=== REQUEST ===
Return every line below as is, leaving out the pictures.

=== ENTRIES PROVIDED ===
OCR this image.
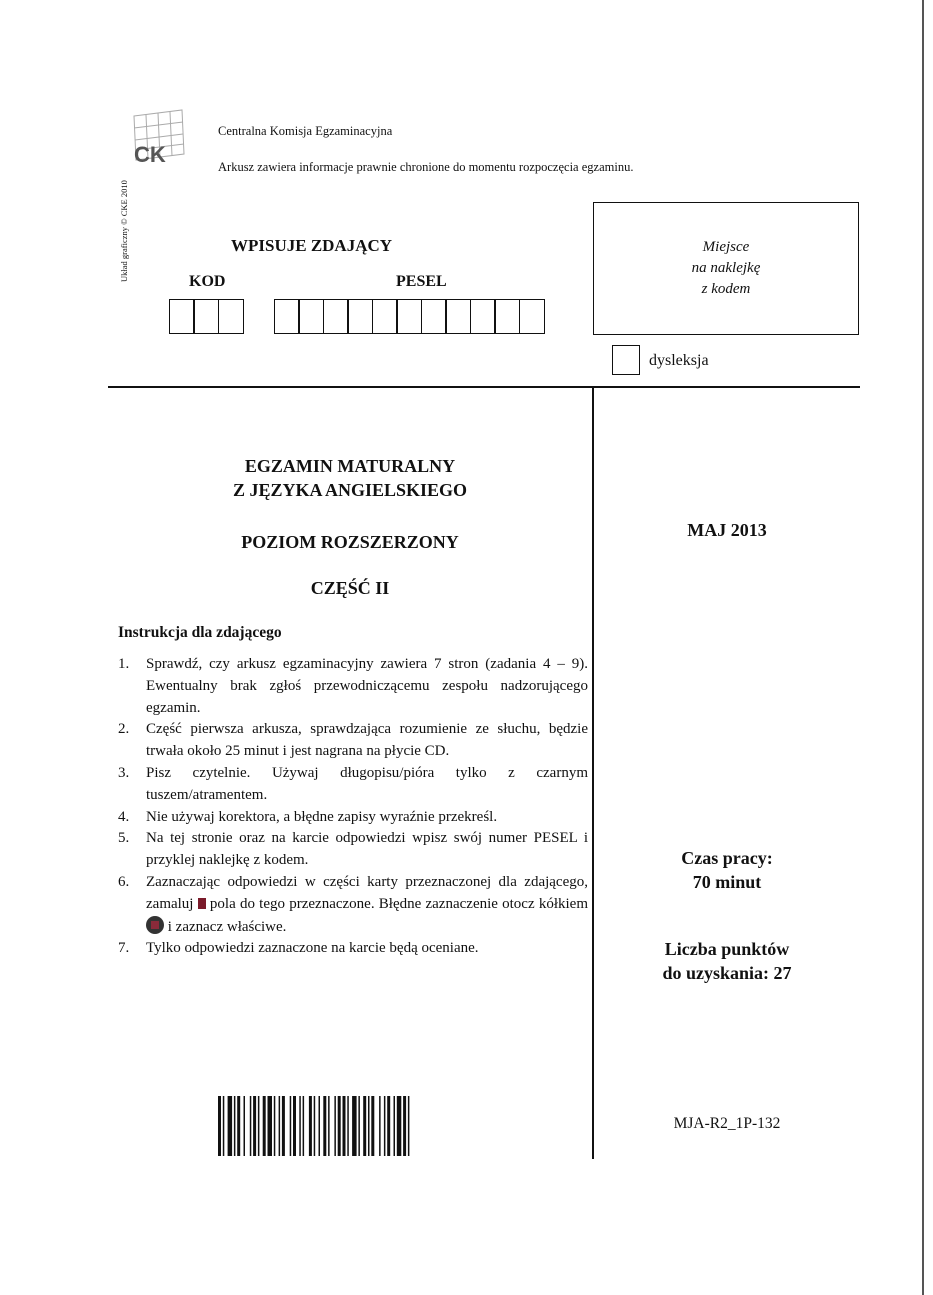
CK
Centralna Komisja Egzaminacyjna
Arkusz zawiera informacje prawnie chronione do momentu rozpoczęcia egzaminu.
Układ graficzny © CKE 2010	WPISUJE ZDAJĄCY
KOD	PESEL
Miejsce
na naklejkę
z kodem
dysleksja
EGZAMIN MATURALNY
Z JĘZYKA ANGIELSKIEGO
POZIOM ROZSZERZONY
CZĘŚĆ II
Instrukcja dla zdającego
1.	Sprawdź, czy arkusz egzaminacyjny zawiera 7 stron (zadania 4 – 9). Ewentualny brak zgłoś przewodniczącemu zespołu nadzorującego egzamin.
2.	Część pierwsza arkusza, sprawdzająca rozumienie ze słuchu, będzie trwała około 25 minut i jest nagrana na płycie CD.
3.	Pisz czytelnie. Używaj długopisu/pióra tylko z czarnym tuszem/atramentem.
4.	Nie używaj korektora, a błędne zapisy wyraźnie przekreśl.
5.	Na tej stronie oraz na karcie odpowiedzi wpisz swój numer PESEL i przyklej naklejkę z kodem.
6.	Zaznaczając odpowiedzi w części karty przeznaczonej dla zdającego, zamaluj pola do tego przeznaczone. Błędne zaznaczenie otocz kółkiem  i zaznacz właściwe.
7.	Tylko odpowiedzi zaznaczone na karcie będą oceniane.
MAJ 2013
Czas pracy:
70 minut
Liczba punktów
do uzyskania: 27
MJA-R2_1P-132
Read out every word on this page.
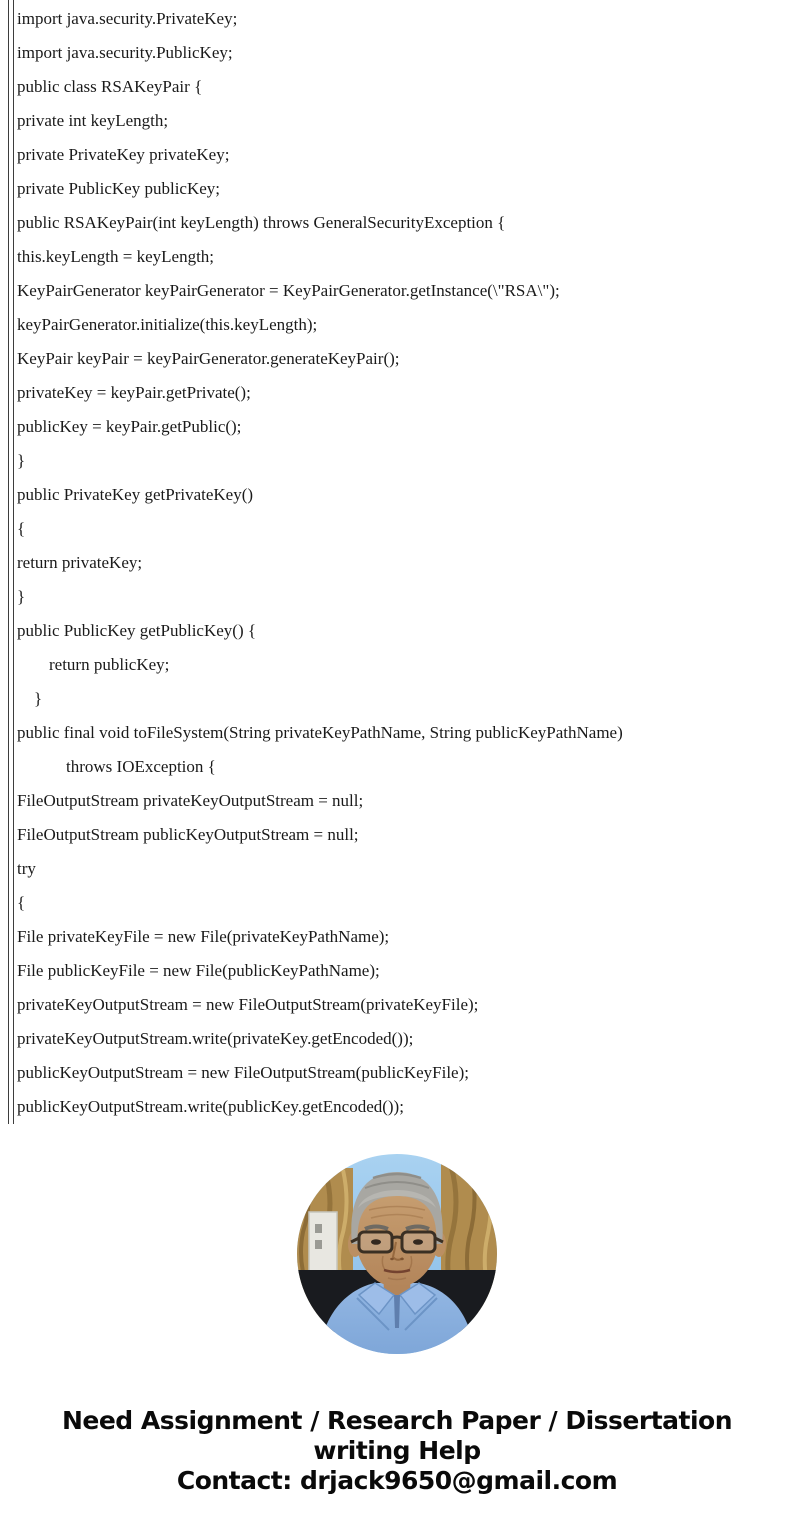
import java.security.PrivateKey;

import java.security.PublicKey;

public class RSAKeyPair {

private int keyLength;

private PrivateKey privateKey;

private PublicKey publicKey;

public RSAKeyPair(int keyLength) throws GeneralSecurityException {

this.keyLength = keyLength;

KeyPairGenerator keyPairGenerator = KeyPairGenerator.getInstance(\"RSA\");

keyPairGenerator.initialize(this.keyLength);

KeyPair keyPair = keyPairGenerator.generateKeyPair();

privateKey = keyPair.getPrivate();

publicKey = keyPair.getPublic();

}

public PrivateKey getPrivateKey()

{

return privateKey;

}

public PublicKey getPublicKey() {

return publicKey;

}

public final void toFileSystem(String privateKeyPathName, String publicKeyPathName)

throws IOException {

FileOutputStream privateKeyOutputStream = null;

FileOutputStream publicKeyOutputStream = null;

try

{

File privateKeyFile = new File(privateKeyPathName);

File publicKeyFile = new File(publicKeyPathName);

privateKeyOutputStream = new FileOutputStream(privateKeyFile);

privateKeyOutputStream.write(privateKey.getEncoded());

publicKeyOutputStream = new FileOutputStream(publicKeyFile);

publicKeyOutputStream.write(publicKey.getEncoded());

Need Assignment / Research Paper / Dissertation
writing Help
Contact: drjack9650@gmail.com
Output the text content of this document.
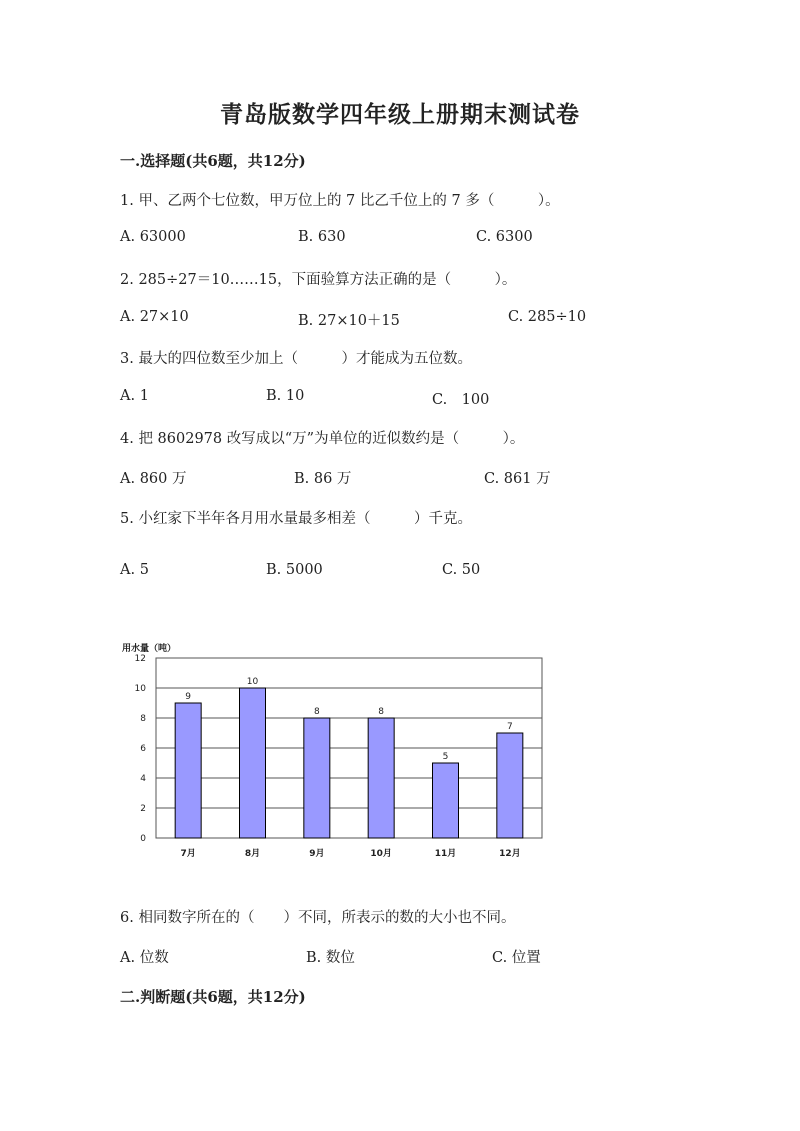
青岛版数学四年级上册期末测试卷
一.选择题(共6题，共12分)
1. 甲、乙两个七位数，甲万位上的 7 比乙千位上的 7 多（　　　）。
A. 63000	B. 630	C. 6300
2. 285÷27＝10……15，下面验算方法正确的是（　　　）。
A. 27×10	B. 27×10＋15	C. 285÷10
3. 最大的四位数至少加上（　　　）才能成为五位数。
A. 1	B. 10	C.　100
4. 把 8602978 改写成以“万”为单位的近似数约是（　　　）。
A. 860 万	B. 86 万	C. 861 万
5. 小红家下半年各月用水量最多相差（　　　）千克。
A. 5	B. 5000	C. 50
0
2
4
6
8
10
12
9
7月
10
8月
8
9月
8
10月
5
11月
7
12月
用水量（吨）
6. 相同数字所在的（　　）不同，所表示的数的大小也不同。
A. 位数	B. 数位	C. 位置
二.判断题(共6题，共12分)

=== ANSWER TO THIS TASK ===
OCR this image.
CK
Centralna Komisja Egzaminacyjna
Arkusz zawiera informacje prawnie chronione do momentu rozpoczęcia egzaminu.
Układ graficzny © CKE 2010	WPISUJE ZDAJĄCY
KOD	PESEL
Miejsce
na naklejkę
z kodem
dysleksja
EGZAMIN MATURALNY
Z JĘZYKA ANGIELSKIEGO
POZIOM ROZSZERZONY
CZĘŚĆ II
Instrukcja dla zdającego
1.	Sprawdź, czy arkusz egzaminacyjny zawiera 7 stron (zadania 4 – 9). Ewentualny brak zgłoś przewodniczącemu zespołu nadzorującego egzamin.
2.	Część pierwsza arkusza, sprawdzająca rozumienie ze słuchu, będzie trwała około 25 minut i jest nagrana na płycie CD.
3.	Pisz czytelnie. Używaj długopisu/pióra tylko z czarnym tuszem/atramentem.
4.	Nie używaj korektora, a błędne zapisy wyraźnie przekreśl.
5.	Na tej stronie oraz na karcie odpowiedzi wpisz swój numer PESEL i przyklej naklejkę z kodem.
6.	Zaznaczając odpowiedzi w części karty przeznaczonej dla zdającego, zamaluj pola do tego przeznaczone. Błędne zaznaczenie otocz kółkiem  i zaznacz właściwe.
7.	Tylko odpowiedzi zaznaczone na karcie będą oceniane.
MAJ 2013
Czas pracy:
70 minut
Liczba punktów
do uzyskania: 27
MJA-R2_1P-132
Read out every word on this page.
import java.security.PrivateKey;

import java.security.PublicKey;

public class RSAKeyPair {

private int keyLength;

private PrivateKey privateKey;

private PublicKey publicKey;

public RSAKeyPair(int keyLength) throws GeneralSecurityException {

this.keyLength = keyLength;

KeyPairGenerator keyPairGenerator = KeyPairGenerator.getInstance(\"RSA\");

keyPairGenerator.initialize(this.keyLength);

KeyPair keyPair = keyPairGenerator.generateKeyPair();

privateKey = keyPair.getPrivate();

publicKey = keyPair.getPublic();

}

public PrivateKey getPrivateKey()

{

return privateKey;

}

public PublicKey getPublicKey() {

return publicKey;

}

public final void toFileSystem(String privateKeyPathName, String publicKeyPathName)

throws IOException {

FileOutputStream privateKeyOutputStream = null;

FileOutputStream publicKeyOutputStream = null;

try

{

File privateKeyFile = new File(privateKeyPathName);

File publicKeyFile = new File(publicKeyPathName);

privateKeyOutputStream = new FileOutputStream(privateKeyFile);

privateKeyOutputStream.write(privateKey.getEncoded());

publicKeyOutputStream = new FileOutputStream(publicKeyFile);

publicKeyOutputStream.write(publicKey.getEncoded());

Need Assignment / Research Paper / Dissertation
writing Help
Contact: drjack9650@gmail.com
Output the text content of this document.
青岛版数学四年级上册期末测试卷
一.选择题(共6题，共12分)
1. 甲、乙两个七位数，甲万位上的 7 比乙千位上的 7 多（　　　）。
A. 63000	B. 630	C. 6300
2. 285÷27＝10……15，下面验算方法正确的是（　　　）。
A. 27×10	B. 27×10＋15	C. 285÷10
3. 最大的四位数至少加上（　　　）才能成为五位数。
A. 1	B. 10	C.　100
4. 把 8602978 改写成以“万”为单位的近似数约是（　　　）。
A. 860 万	B. 86 万	C. 861 万
5. 小红家下半年各月用水量最多相差（　　　）千克。
A. 5	B. 5000	C. 50
0
2
4
6
8
10
12
9
7月
10
8月
8
9月
8
10月
5
11月
7
12月
用水量（吨）
6. 相同数字所在的（　　）不同，所表示的数的大小也不同。
A. 位数	B. 数位	C. 位置
二.判断题(共6题，共12分)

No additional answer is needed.